**To be done:**
Print the entries below word for word; the pictures stay out of your copy.

**Extracted entries:**
■ ■ ■ ■ ■ ■ ■
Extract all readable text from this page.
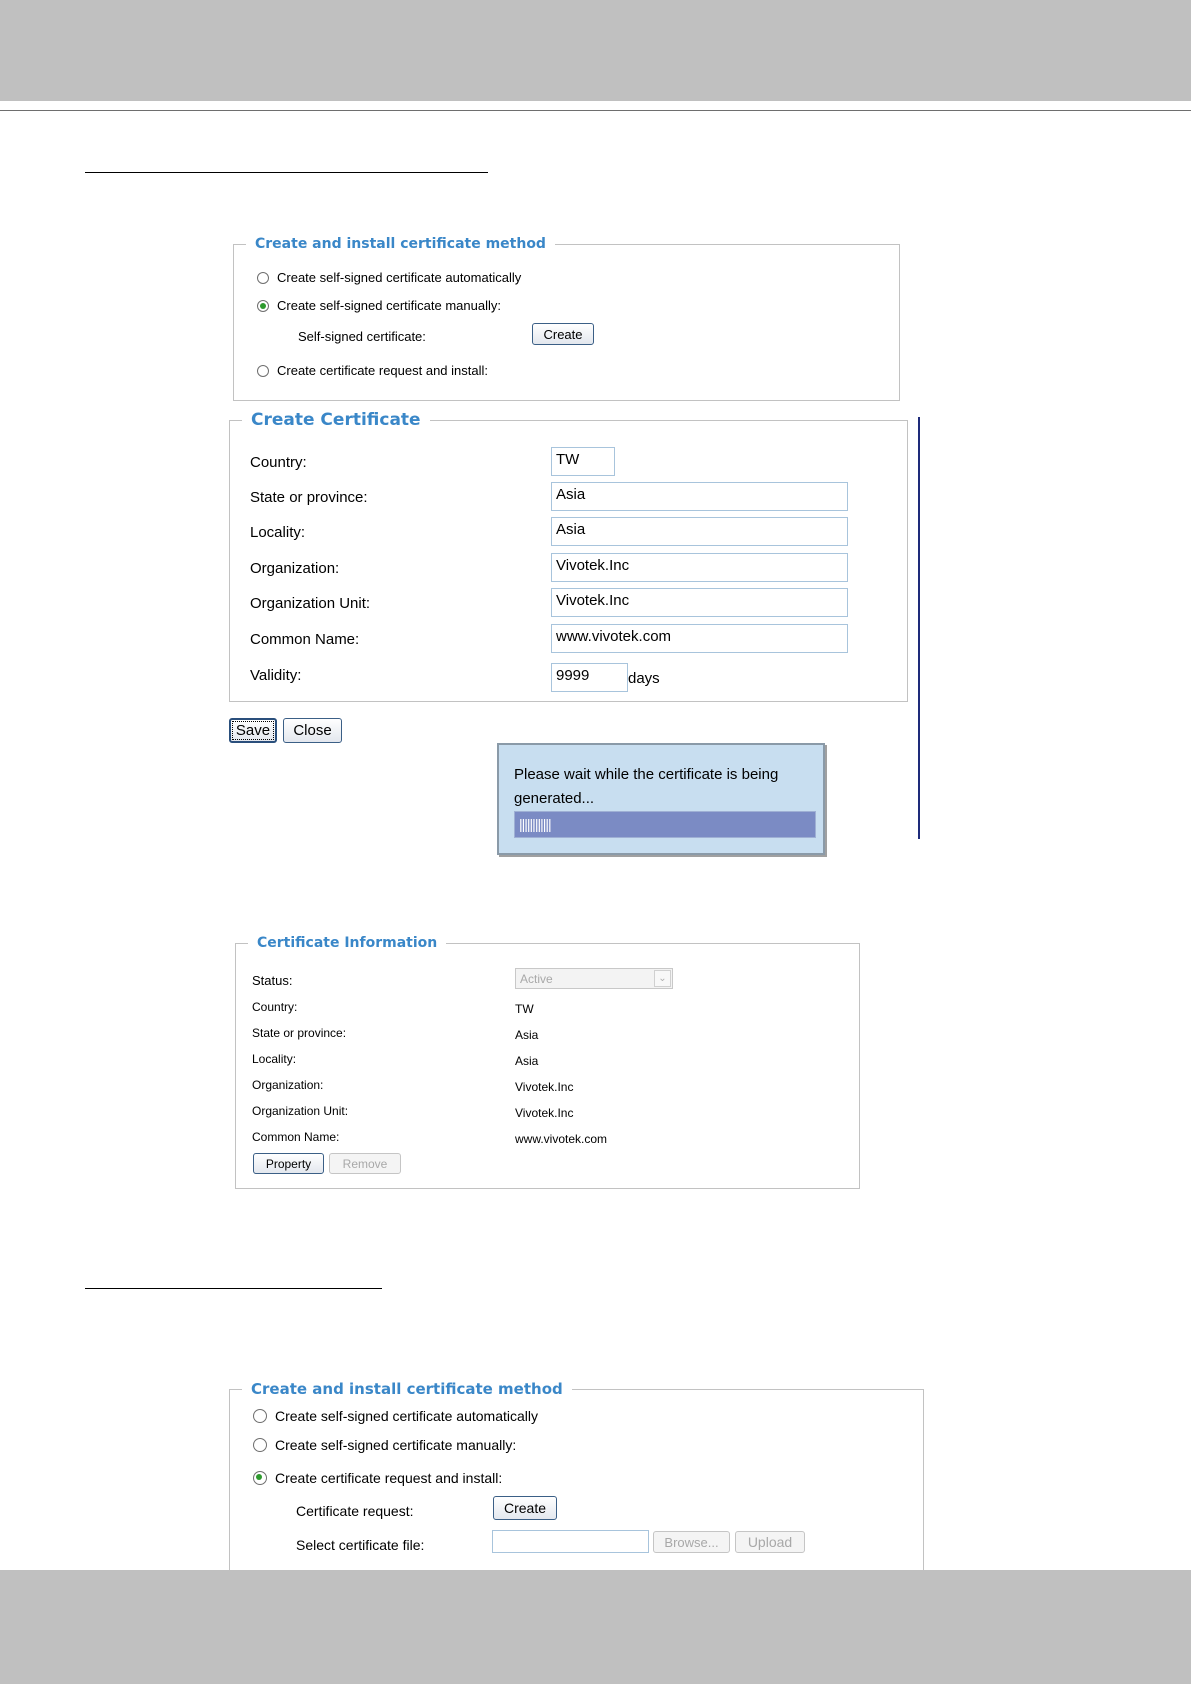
Create and install certificate method
Create self-signed certificate automatically
Create self-signed certificate manually:
Self-signed certificate:	Create
Create certificate request and install:
Create Certificate
Country:	TW
State or province:	Asia
Locality:	Asia
Organization:	Vivotek.Inc
Organization Unit:	Vivotek.Inc
Common Name:	www.vivotek.com
Validity:	9999	days
Save	Close
Please wait while the certificate is being generated...
||||||||||||
Certificate Information
Status:	Active	⌄
Country:	TW
State or province:	Asia
Locality:	Asia
Organization:	Vivotek.Inc
Organization Unit:	Vivotek.Inc
Common Name:	www.vivotek.com
Property	Remove
Create and install certificate method
Create self-signed certificate automatically
Create self-signed certificate manually:
Create certificate request and install:
Certificate request:	Create
Select certificate file:	Browse...	Upload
■ ■ ■ ■ ■ ■ ■
**Solution below:**
Extract all readable text from this page.
Create and install certificate method
Create self-signed certificate automatically
Create self-signed certificate manually:
Self-signed certificate:	Create
Create certificate request and install:
Create Certificate
Country:	TW
State or province:	Asia
Locality:	Asia
Organization:	Vivotek.Inc
Organization Unit:	Vivotek.Inc
Common Name:	www.vivotek.com
Validity:	9999	days
Save	Close
Please wait while the certificate is being generated...
||||||||||||
Certificate Information
Status:	Active	⌄
Country:	TW
State or province:	Asia
Locality:	Asia
Organization:	Vivotek.Inc
Organization Unit:	Vivotek.Inc
Common Name:	www.vivotek.com
Property	Remove
Create and install certificate method
Create self-signed certificate automatically
Create self-signed certificate manually:
Create certificate request and install:
Certificate request:	Create
Select certificate file:	Browse...	Upload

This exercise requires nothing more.